(Objective): Collect all the lines that mention the word "screenshot".

(Dataset):
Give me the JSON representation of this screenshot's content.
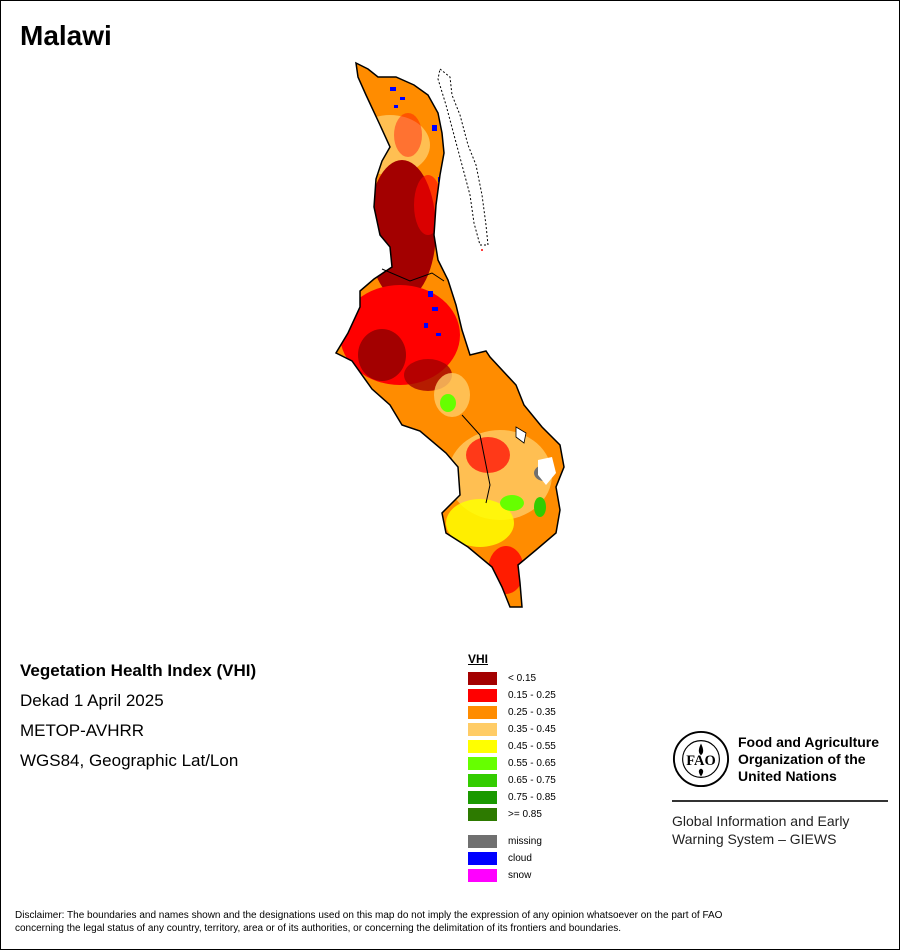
{
  "title": "Malawi",
  "metadata": {
    "index_title": "Vegetation Health Index (VHI)",
    "period": "Dekad 1 April 2025",
    "sensor": "METOP-AVHRR",
    "projection": "WGS84, Geographic Lat/Lon"
  },
  "legend": {
    "title": "VHI",
    "classes": [
      {
        "label": "< 0.15",
        "color": "#a30000"
      },
      {
        "label": "0.15 - 0.25",
        "color": "#ff0000"
      },
      {
        "label": "0.25 - 0.35",
        "color": "#ff8c00"
      },
      {
        "label": "0.35 - 0.45",
        "color": "#ffcc66"
      },
      {
        "label": "0.45 - 0.55",
        "color": "#ffff00"
      },
      {
        "label": "0.55 - 0.65",
        "color": "#66ff00"
      },
      {
        "label": "0.65 - 0.75",
        "color": "#33cc00"
      },
      {
        "label": "0.75 - 0.85",
        "color": "#1a9900"
      },
      {
        "label": ">= 0.85",
        "color": "#2d7a00"
      }
    ],
    "special": [
      {
        "label": "missing",
        "color": "#707070"
      },
      {
        "label": "cloud",
        "color": "#0000ff"
      },
      {
        "label": "snow",
        "color": "#ff00ff"
      }
    ]
  },
  "organization": {
    "logo_text": "FAO",
    "name_line1": "Food and Agriculture",
    "name_line2": "Organization of the",
    "name_line3": "United Nations",
    "program_line1": "Global Information and Early",
    "program_line2": "Warning System – GIEWS"
  },
  "disclaimer_line1": "Disclaimer: The boundaries and names shown and the designations used on this map do not imply the expression of any opinion whatsoever on the part of FAO",
  "disclaimer_line2": "concerning the legal status of any country, territory, area or of its authorities, or concerning the delimitation of its frontiers and boundaries."
}
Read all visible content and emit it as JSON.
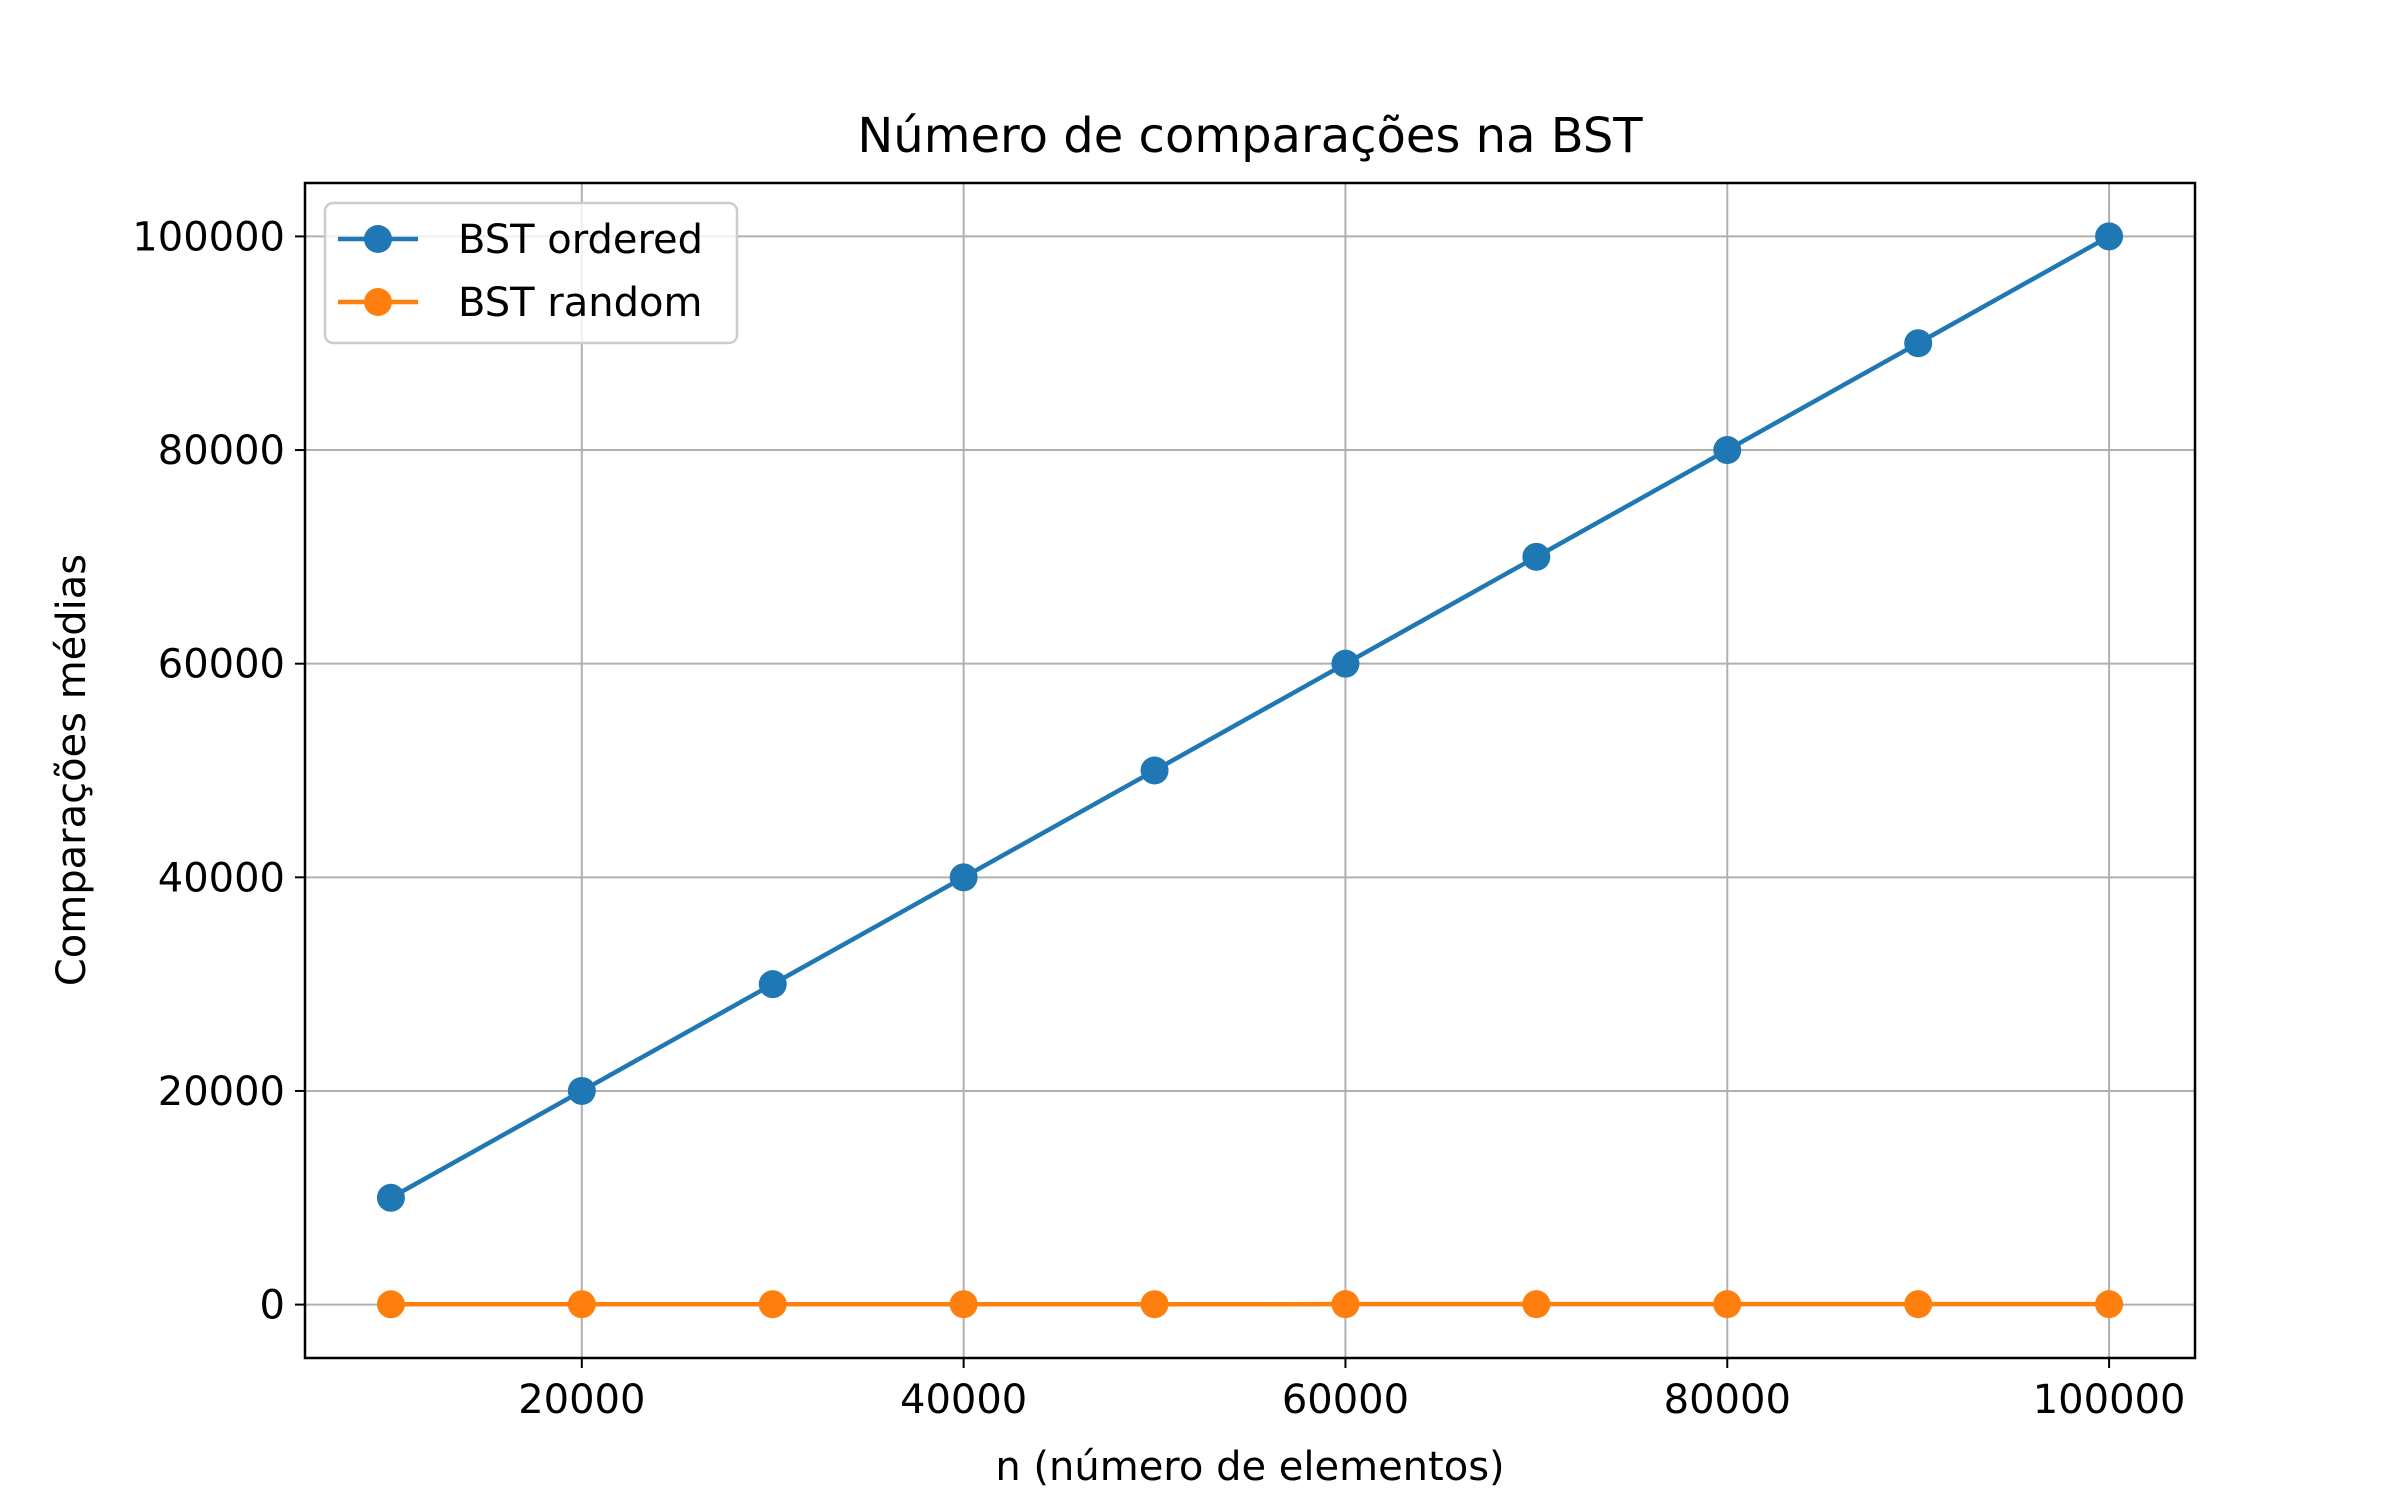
{
  "chart_data": {
    "type": "line",
    "title": "Número de comparações na BST",
    "xlabel": "n (número de elementos)",
    "ylabel": "Comparações médias",
    "x": [
      10000,
      20000,
      30000,
      40000,
      50000,
      60000,
      70000,
      80000,
      90000,
      100000
    ],
    "xlim": [
      5500,
      104500
    ],
    "ylim": [
      -5000,
      105000
    ],
    "xticks": [
      20000,
      40000,
      60000,
      80000,
      100000
    ],
    "xtick_labels": [
      "20000",
      "40000",
      "60000",
      "80000",
      "100000"
    ],
    "yticks": [
      0,
      20000,
      40000,
      60000,
      80000,
      100000
    ],
    "ytick_labels": [
      "0",
      "20000",
      "40000",
      "60000",
      "80000",
      "100000"
    ],
    "grid": true,
    "legend_position": "top-left",
    "series": [
      {
        "name": "BST ordered",
        "color": "#1f77b4",
        "marker": "circle",
        "values": [
          10000,
          20000,
          30000,
          40000,
          50000,
          60000,
          70000,
          80000,
          90000,
          100000
        ]
      },
      {
        "name": "BST random",
        "color": "#ff7f0e",
        "marker": "circle",
        "values": [
          30,
          33,
          35,
          36,
          37,
          38,
          39,
          40,
          40,
          41
        ]
      }
    ]
  }
}
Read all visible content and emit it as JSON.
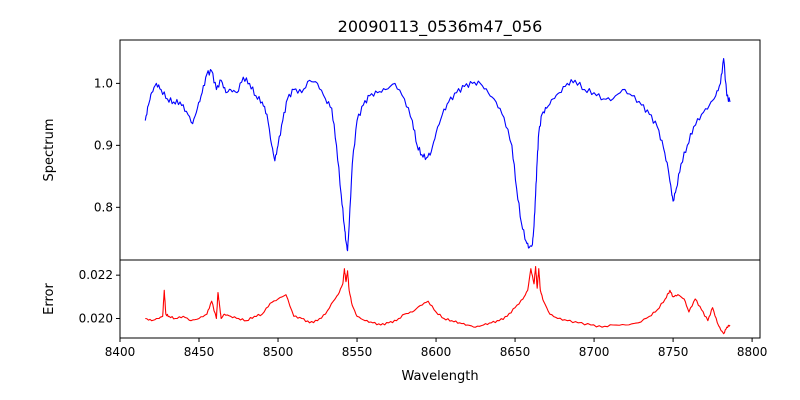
{
  "chart_data": [
    {
      "type": "line",
      "title": "20090113_0536m47_056",
      "xlabel": "",
      "ylabel": "Spectrum",
      "xlim": [
        8400,
        8805
      ],
      "ylim": [
        0.715,
        1.07
      ],
      "xticks": [],
      "yticks": [
        0.8,
        0.9,
        1.0
      ],
      "ytick_labels": [
        "0.8",
        "0.9",
        "1.0"
      ],
      "series": [
        {
          "name": "Spectrum",
          "color": "#0000ff",
          "x": [
            8416,
            8418,
            8420,
            8423,
            8426,
            8430,
            8434,
            8438,
            8442,
            8446,
            8449,
            8452,
            8455,
            8458,
            8461,
            8464,
            8467,
            8470,
            8474,
            8478,
            8482,
            8486,
            8490,
            8493,
            8496,
            8498,
            8500,
            8503,
            8506,
            8510,
            8515,
            8520,
            8525,
            8530,
            8534,
            8537,
            8540,
            8542,
            8543,
            8544,
            8545,
            8547,
            8550,
            8554,
            8558,
            8563,
            8568,
            8574,
            8580,
            8585,
            8588,
            8591,
            8594,
            8597,
            8600,
            8604,
            8608,
            8613,
            8618,
            8623,
            8628,
            8633,
            8638,
            8643,
            8648,
            8651,
            8654,
            8657,
            8659,
            8661,
            8662,
            8663,
            8664,
            8665,
            8667,
            8670,
            8674,
            8678,
            8683,
            8688,
            8694,
            8700,
            8706,
            8712,
            8718,
            8724,
            8730,
            8735,
            8740,
            8744,
            8747,
            8749,
            8750,
            8752,
            8755,
            8759,
            8763,
            8768,
            8773,
            8777,
            8780,
            8782,
            8784,
            8786
          ],
          "values": [
            0.94,
            0.965,
            0.985,
            1.0,
            0.99,
            0.975,
            0.97,
            0.97,
            0.955,
            0.935,
            0.96,
            0.985,
            1.015,
            1.02,
            0.99,
            1.005,
            0.985,
            0.99,
            0.985,
            1.01,
            1.0,
            0.98,
            0.97,
            0.95,
            0.9,
            0.875,
            0.9,
            0.94,
            0.975,
            0.99,
            0.985,
            1.005,
            1.0,
            0.975,
            0.96,
            0.9,
            0.82,
            0.77,
            0.745,
            0.73,
            0.77,
            0.87,
            0.94,
            0.965,
            0.98,
            0.985,
            0.99,
            1.0,
            0.975,
            0.94,
            0.9,
            0.885,
            0.88,
            0.89,
            0.92,
            0.95,
            0.97,
            0.985,
            0.995,
            1.0,
            1.0,
            0.985,
            0.97,
            0.945,
            0.9,
            0.83,
            0.775,
            0.745,
            0.735,
            0.74,
            0.77,
            0.82,
            0.875,
            0.92,
            0.95,
            0.96,
            0.975,
            0.985,
            1.0,
            1.005,
            0.99,
            0.985,
            0.975,
            0.975,
            0.99,
            0.98,
            0.965,
            0.95,
            0.93,
            0.895,
            0.86,
            0.825,
            0.81,
            0.83,
            0.87,
            0.9,
            0.93,
            0.95,
            0.965,
            0.98,
            1.0,
            1.04,
            0.98,
            0.97
          ]
        }
      ]
    },
    {
      "type": "line",
      "title": "",
      "xlabel": "Wavelength",
      "ylabel": "Error",
      "xlim": [
        8400,
        8805
      ],
      "ylim": [
        0.0191,
        0.0227
      ],
      "xticks": [
        8400,
        8450,
        8500,
        8550,
        8600,
        8650,
        8700,
        8750,
        8800
      ],
      "xtick_labels": [
        "8400",
        "8450",
        "8500",
        "8550",
        "8600",
        "8650",
        "8700",
        "8750",
        "8800"
      ],
      "yticks": [
        0.02,
        0.022
      ],
      "ytick_labels": [
        "0.020",
        "0.022"
      ],
      "series": [
        {
          "name": "Error",
          "color": "#ff0000",
          "x": [
            8416,
            8420,
            8424,
            8427,
            8428,
            8429,
            8431,
            8435,
            8440,
            8445,
            8450,
            8455,
            8458,
            8461,
            8462,
            8463,
            8464,
            8466,
            8470,
            8475,
            8480,
            8485,
            8490,
            8495,
            8500,
            8505,
            8510,
            8515,
            8520,
            8525,
            8530,
            8535,
            8538,
            8541,
            8542,
            8543,
            8544,
            8545,
            8547,
            8550,
            8555,
            8560,
            8565,
            8570,
            8575,
            8580,
            8585,
            8590,
            8595,
            8600,
            8605,
            8610,
            8615,
            8620,
            8625,
            8630,
            8635,
            8640,
            8645,
            8650,
            8655,
            8658,
            8660,
            8662,
            8663,
            8664,
            8665,
            8666,
            8668,
            8672,
            8677,
            8683,
            8690,
            8698,
            8705,
            8712,
            8720,
            8728,
            8735,
            8740,
            8745,
            8748,
            8750,
            8753,
            8757,
            8760,
            8764,
            8768,
            8772,
            8775,
            8778,
            8780,
            8782,
            8784,
            8786
          ],
          "values": [
            0.02,
            0.0199,
            0.02,
            0.0201,
            0.0213,
            0.0202,
            0.0201,
            0.02,
            0.0201,
            0.0199,
            0.02,
            0.0202,
            0.0208,
            0.02,
            0.0212,
            0.0206,
            0.02,
            0.0202,
            0.0201,
            0.02,
            0.0199,
            0.0201,
            0.0202,
            0.0207,
            0.0209,
            0.0211,
            0.0201,
            0.02,
            0.0198,
            0.0199,
            0.0202,
            0.0208,
            0.0211,
            0.0216,
            0.0223,
            0.0217,
            0.0222,
            0.0213,
            0.0206,
            0.0201,
            0.0199,
            0.0198,
            0.0197,
            0.0198,
            0.0199,
            0.0202,
            0.0203,
            0.0206,
            0.0208,
            0.0203,
            0.02,
            0.0199,
            0.0198,
            0.0197,
            0.0196,
            0.0197,
            0.0198,
            0.0199,
            0.0201,
            0.0205,
            0.0209,
            0.0213,
            0.0223,
            0.0216,
            0.0224,
            0.0214,
            0.0223,
            0.0213,
            0.0208,
            0.0202,
            0.02,
            0.0199,
            0.0198,
            0.0197,
            0.0196,
            0.0197,
            0.0197,
            0.0198,
            0.0201,
            0.0204,
            0.0209,
            0.0213,
            0.021,
            0.0211,
            0.0209,
            0.0203,
            0.0209,
            0.0204,
            0.0199,
            0.0205,
            0.0198,
            0.0195,
            0.0193,
            0.0196,
            0.0197
          ]
        }
      ]
    }
  ]
}
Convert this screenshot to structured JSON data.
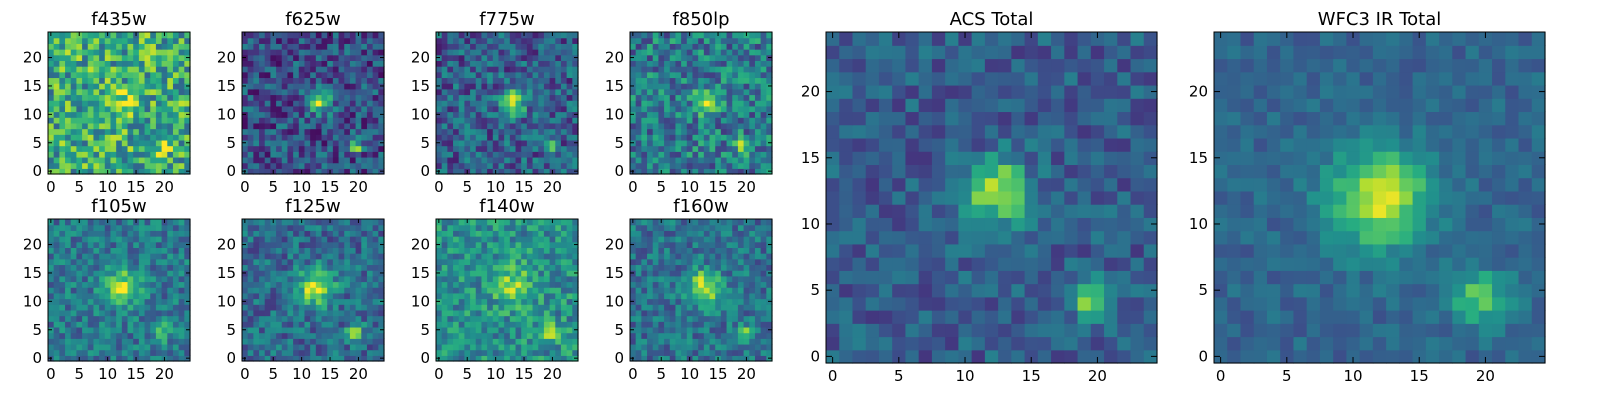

(Result of this exercise):
Give me the JSON representation of this screenshot's content.
Convert this screenshot to structured JSON data.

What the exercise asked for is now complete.